§ Aim of the task
Omit the pictures and return every entry exactly as written.

##########

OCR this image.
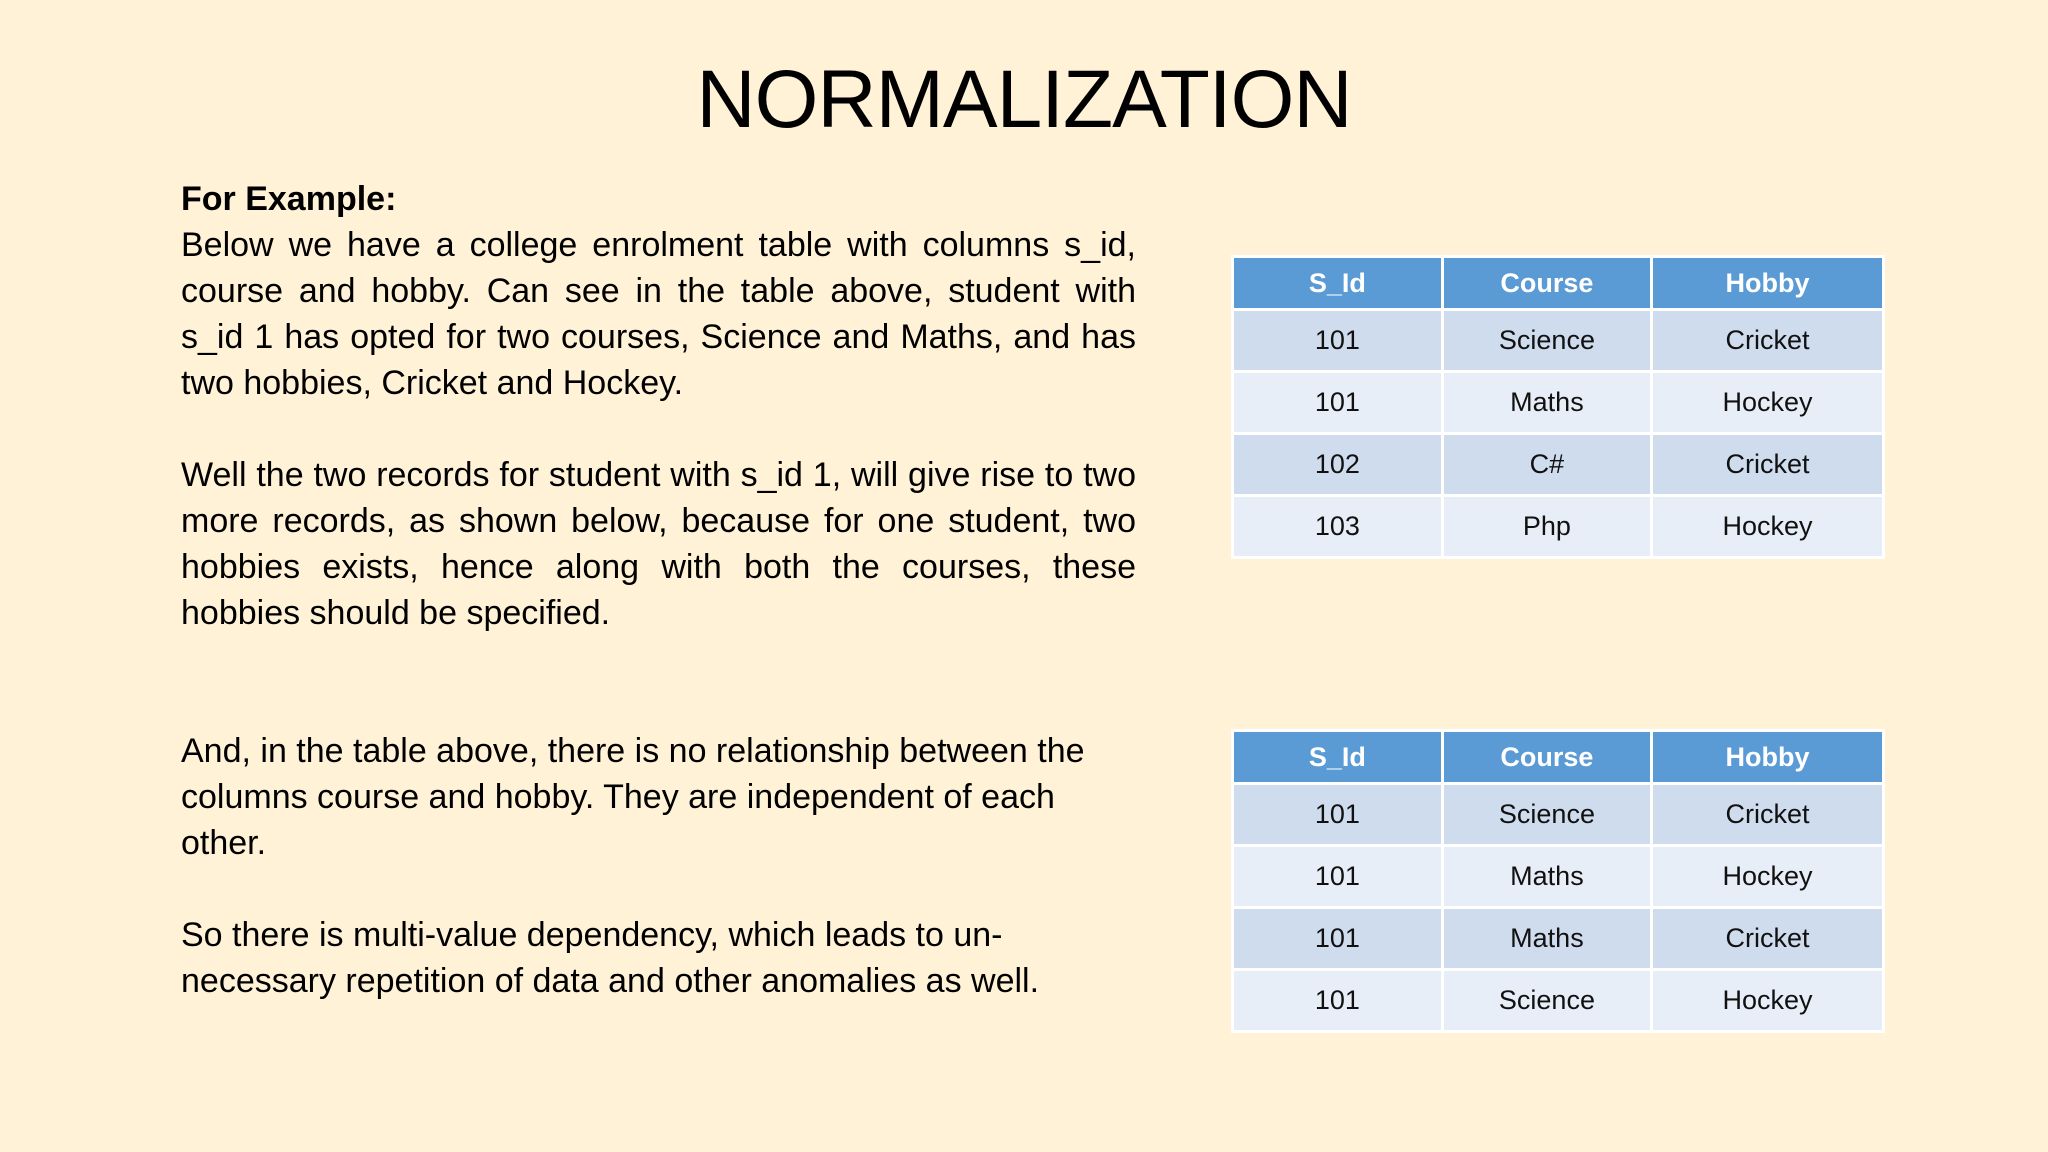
NORMALIZATION

For Example:

Below we have a college enrolment table with columns s_id, course and hobby. Can see in the table above, student with s_id 1 has opted for two courses, Science and Maths, and has two hobbies, Cricket and Hockey.

Well the two records for student with s_id 1, will give rise to two more records, as shown below, because for one student, two hobbies exists, hence along with both the courses, these hobbies should be specified.

And, in the table above, there is no relationship between the columns course and hobby. They are independent of each other.

So there is multi-value dependency, which leads to un-necessary repetition of data and other anomalies as well.

S_Id	Course	Hobby
101	Science	Cricket
101	Maths	Hockey
102	C#	Cricket
103	Php	Hockey
S_Id	Course	Hobby
101	Science	Cricket
101	Maths	Hockey
101	Maths	Cricket
101	Science	Hockey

##########

§ Correct result
OCR this image.
NORMALIZATION

For Example:

Below we have a college enrolment table with columns s_id, course and hobby. Can see in the table above, student with s_id 1 has opted for two courses, Science and Maths, and has two hobbies, Cricket and Hockey.

Well the two records for student with s_id 1, will give rise to two more records, as shown below, because for one student, two hobbies exists, hence along with both the courses, these hobbies should be specified.

And, in the table above, there is no relationship between the columns course and hobby. They are independent of each other.

So there is multi-value dependency, which leads to un-necessary repetition of data and other anomalies as well.

S_Id	Course	Hobby
101	Science	Cricket
101	Maths	Hockey
102	C#	Cricket
103	Php	Hockey
S_Id	Course	Hobby
101	Science	Cricket
101	Maths	Hockey
101	Maths	Cricket
101	Science	Hockey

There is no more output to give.